(Region and label listings)
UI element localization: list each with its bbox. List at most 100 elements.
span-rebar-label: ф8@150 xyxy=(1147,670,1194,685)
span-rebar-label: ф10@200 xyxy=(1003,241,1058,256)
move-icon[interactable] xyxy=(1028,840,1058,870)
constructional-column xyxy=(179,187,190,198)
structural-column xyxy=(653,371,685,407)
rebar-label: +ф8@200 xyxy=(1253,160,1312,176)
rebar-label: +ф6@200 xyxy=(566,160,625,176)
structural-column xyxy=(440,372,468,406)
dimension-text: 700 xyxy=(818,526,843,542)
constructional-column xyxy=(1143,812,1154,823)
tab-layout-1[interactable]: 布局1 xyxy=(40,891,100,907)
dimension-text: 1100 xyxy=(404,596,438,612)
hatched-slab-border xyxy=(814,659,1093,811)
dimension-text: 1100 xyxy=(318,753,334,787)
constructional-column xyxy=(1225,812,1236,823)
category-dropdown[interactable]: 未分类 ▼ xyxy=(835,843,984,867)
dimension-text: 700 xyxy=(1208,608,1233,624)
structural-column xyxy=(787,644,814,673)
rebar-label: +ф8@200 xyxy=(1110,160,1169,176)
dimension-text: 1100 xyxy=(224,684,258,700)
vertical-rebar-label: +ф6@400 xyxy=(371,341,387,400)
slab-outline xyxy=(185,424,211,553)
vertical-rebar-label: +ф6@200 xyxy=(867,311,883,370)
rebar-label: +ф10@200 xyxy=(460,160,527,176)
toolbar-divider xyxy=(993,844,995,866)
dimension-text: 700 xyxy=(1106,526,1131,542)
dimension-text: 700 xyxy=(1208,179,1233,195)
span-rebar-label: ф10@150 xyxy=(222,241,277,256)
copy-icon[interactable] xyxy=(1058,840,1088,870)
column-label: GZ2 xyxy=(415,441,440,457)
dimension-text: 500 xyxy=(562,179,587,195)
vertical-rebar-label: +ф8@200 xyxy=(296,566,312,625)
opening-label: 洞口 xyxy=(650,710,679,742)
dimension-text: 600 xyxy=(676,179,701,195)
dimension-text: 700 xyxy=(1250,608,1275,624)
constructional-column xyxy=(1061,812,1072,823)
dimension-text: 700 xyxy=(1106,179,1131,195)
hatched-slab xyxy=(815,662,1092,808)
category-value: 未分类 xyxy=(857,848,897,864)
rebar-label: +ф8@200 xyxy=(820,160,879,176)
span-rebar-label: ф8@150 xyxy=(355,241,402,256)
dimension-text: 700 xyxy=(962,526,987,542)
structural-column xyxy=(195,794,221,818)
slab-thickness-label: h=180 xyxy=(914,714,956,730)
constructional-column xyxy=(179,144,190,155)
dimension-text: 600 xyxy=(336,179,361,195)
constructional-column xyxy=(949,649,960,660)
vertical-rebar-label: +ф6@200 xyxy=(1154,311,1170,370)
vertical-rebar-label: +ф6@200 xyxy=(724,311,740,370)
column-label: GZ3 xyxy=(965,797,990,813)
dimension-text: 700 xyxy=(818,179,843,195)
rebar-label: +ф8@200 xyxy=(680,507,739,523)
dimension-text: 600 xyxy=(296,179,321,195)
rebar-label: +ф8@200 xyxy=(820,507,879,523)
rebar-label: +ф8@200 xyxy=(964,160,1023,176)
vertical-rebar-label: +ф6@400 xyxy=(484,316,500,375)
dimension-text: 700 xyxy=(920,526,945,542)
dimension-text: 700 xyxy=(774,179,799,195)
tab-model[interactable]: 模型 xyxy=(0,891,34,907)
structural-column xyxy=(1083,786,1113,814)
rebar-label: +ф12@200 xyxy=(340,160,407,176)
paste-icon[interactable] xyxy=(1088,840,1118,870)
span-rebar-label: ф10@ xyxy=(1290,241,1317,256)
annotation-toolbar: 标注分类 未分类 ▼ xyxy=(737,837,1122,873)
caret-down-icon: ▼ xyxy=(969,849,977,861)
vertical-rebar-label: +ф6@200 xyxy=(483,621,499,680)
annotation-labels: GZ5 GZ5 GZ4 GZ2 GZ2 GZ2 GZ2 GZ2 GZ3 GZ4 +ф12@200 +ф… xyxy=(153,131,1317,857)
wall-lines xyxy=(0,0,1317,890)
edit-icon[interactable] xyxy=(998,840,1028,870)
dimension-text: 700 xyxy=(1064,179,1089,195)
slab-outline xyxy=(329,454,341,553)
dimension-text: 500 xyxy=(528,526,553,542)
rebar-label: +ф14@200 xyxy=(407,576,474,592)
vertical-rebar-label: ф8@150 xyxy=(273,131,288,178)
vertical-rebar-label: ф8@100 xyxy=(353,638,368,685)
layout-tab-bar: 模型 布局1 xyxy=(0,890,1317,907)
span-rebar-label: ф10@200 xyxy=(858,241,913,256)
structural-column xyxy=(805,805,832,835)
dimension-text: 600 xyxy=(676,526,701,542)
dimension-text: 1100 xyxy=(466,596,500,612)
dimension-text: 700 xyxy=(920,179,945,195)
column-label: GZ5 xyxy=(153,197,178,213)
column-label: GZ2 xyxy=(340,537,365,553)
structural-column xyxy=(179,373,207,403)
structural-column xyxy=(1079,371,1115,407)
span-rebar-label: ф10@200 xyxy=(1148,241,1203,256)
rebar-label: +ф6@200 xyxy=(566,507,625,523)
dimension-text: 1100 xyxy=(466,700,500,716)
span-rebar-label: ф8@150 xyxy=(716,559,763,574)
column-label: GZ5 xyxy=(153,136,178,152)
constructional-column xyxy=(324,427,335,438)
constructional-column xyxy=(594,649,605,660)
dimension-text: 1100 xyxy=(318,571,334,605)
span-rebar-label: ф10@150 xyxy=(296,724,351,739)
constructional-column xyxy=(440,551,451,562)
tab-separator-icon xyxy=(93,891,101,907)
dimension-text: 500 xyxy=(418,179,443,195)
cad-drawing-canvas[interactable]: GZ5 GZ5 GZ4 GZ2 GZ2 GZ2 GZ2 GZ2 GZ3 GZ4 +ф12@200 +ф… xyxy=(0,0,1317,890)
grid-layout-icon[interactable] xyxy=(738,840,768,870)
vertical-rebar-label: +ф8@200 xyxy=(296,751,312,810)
==
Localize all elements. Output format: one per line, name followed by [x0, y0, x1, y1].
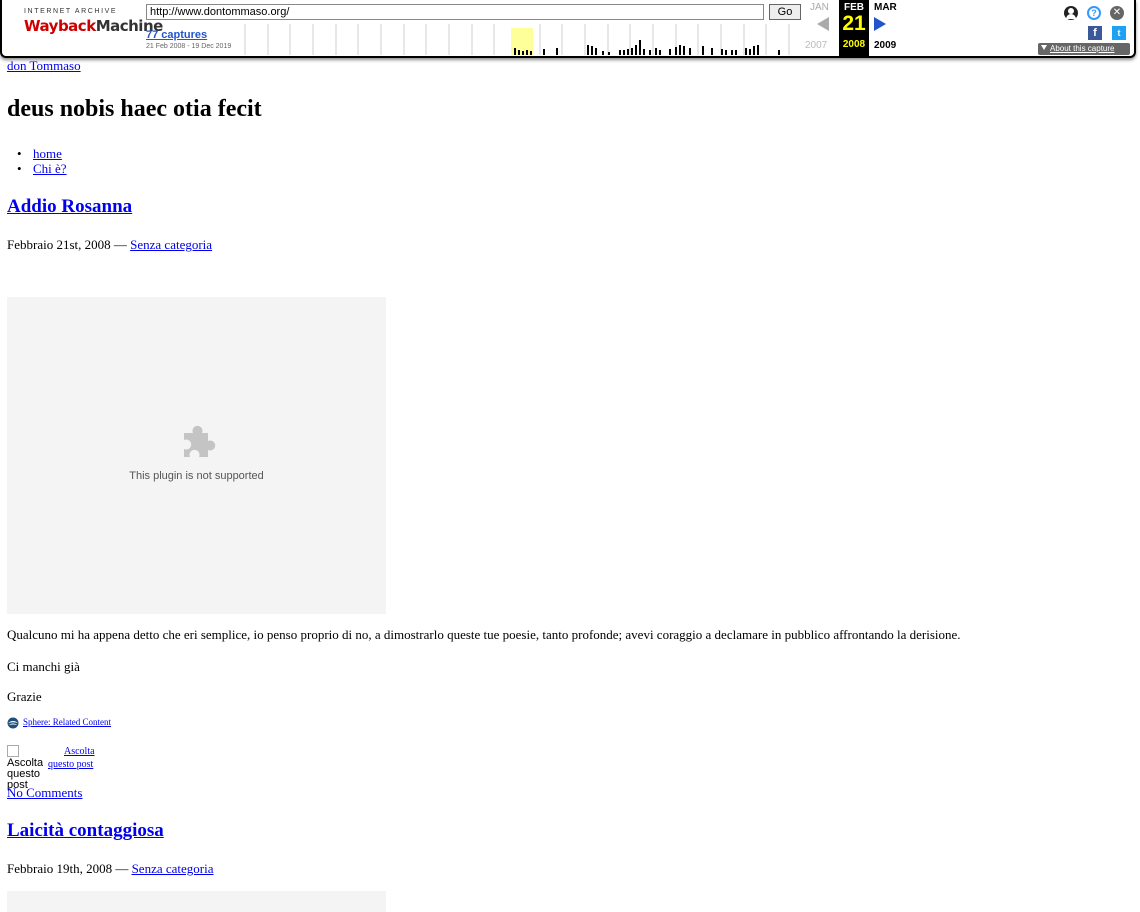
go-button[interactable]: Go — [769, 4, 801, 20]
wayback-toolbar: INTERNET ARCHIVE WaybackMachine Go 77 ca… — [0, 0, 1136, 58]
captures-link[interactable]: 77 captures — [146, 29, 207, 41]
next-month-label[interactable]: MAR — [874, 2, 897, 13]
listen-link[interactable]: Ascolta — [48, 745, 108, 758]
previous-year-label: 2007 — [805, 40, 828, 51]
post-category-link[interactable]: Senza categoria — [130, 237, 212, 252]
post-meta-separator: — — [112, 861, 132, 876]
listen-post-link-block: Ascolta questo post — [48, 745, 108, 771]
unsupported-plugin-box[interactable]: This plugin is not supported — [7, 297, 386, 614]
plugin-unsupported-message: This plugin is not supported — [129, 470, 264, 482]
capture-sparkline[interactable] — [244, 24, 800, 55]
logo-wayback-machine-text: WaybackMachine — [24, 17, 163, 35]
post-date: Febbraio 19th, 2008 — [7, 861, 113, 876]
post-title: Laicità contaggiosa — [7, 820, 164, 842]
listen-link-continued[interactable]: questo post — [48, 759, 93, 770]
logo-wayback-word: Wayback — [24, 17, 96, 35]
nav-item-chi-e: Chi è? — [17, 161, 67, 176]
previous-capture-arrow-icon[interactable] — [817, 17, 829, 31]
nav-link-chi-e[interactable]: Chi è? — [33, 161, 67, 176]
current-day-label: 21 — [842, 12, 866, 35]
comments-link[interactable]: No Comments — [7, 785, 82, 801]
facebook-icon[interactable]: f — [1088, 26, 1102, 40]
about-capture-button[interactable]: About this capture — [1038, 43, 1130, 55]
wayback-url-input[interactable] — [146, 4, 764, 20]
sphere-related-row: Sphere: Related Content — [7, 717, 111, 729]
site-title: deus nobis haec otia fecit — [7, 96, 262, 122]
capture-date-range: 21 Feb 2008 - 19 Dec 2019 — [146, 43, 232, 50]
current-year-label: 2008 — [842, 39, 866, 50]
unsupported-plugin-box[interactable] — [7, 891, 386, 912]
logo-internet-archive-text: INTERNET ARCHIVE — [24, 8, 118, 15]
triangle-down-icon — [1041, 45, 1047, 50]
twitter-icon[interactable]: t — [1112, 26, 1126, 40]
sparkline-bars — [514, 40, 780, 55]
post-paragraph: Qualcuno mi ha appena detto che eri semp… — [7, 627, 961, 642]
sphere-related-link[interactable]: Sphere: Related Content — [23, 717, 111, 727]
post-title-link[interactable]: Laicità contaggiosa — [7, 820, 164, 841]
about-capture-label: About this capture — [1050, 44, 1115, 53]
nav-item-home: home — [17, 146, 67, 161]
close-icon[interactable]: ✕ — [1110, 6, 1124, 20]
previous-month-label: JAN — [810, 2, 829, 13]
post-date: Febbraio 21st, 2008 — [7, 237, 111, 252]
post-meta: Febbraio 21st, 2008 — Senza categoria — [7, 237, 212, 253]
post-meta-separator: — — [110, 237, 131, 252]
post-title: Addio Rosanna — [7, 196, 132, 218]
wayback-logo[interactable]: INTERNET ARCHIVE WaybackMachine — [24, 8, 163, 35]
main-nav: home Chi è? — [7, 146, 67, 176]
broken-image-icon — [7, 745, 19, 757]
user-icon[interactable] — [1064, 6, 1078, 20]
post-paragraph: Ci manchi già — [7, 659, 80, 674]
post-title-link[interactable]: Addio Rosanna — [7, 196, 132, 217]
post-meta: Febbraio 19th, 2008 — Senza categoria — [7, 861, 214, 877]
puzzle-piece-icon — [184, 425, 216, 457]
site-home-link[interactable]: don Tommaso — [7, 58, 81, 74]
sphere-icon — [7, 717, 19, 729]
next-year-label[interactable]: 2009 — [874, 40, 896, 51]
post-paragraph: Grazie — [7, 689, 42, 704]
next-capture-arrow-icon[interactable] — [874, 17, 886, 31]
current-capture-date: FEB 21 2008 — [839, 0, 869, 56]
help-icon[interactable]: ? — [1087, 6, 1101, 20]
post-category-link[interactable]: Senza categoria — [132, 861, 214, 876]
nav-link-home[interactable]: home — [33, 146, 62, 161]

:: Problem details ::
Reproduce the data verbatim, beginning with the line that contains "go-button[interactable]: Go —" and continuing through the line that contains "listen-post-link-block: Ascolta questo".

:: Result ::
go-button[interactable]: Go — [769, 4, 801, 20]
wayback-toolbar: INTERNET ARCHIVE WaybackMachine Go 77 ca… — [0, 0, 1136, 58]
captures-link[interactable]: 77 captures — [146, 29, 207, 41]
next-month-label[interactable]: MAR — [874, 2, 897, 13]
listen-link[interactable]: Ascolta — [48, 745, 108, 758]
previous-year-label: 2007 — [805, 40, 828, 51]
post-category-link[interactable]: Senza categoria — [130, 237, 212, 252]
post-meta-separator: — — [112, 861, 132, 876]
listen-post-link-block: Ascolta questo post — [48, 745, 108, 771]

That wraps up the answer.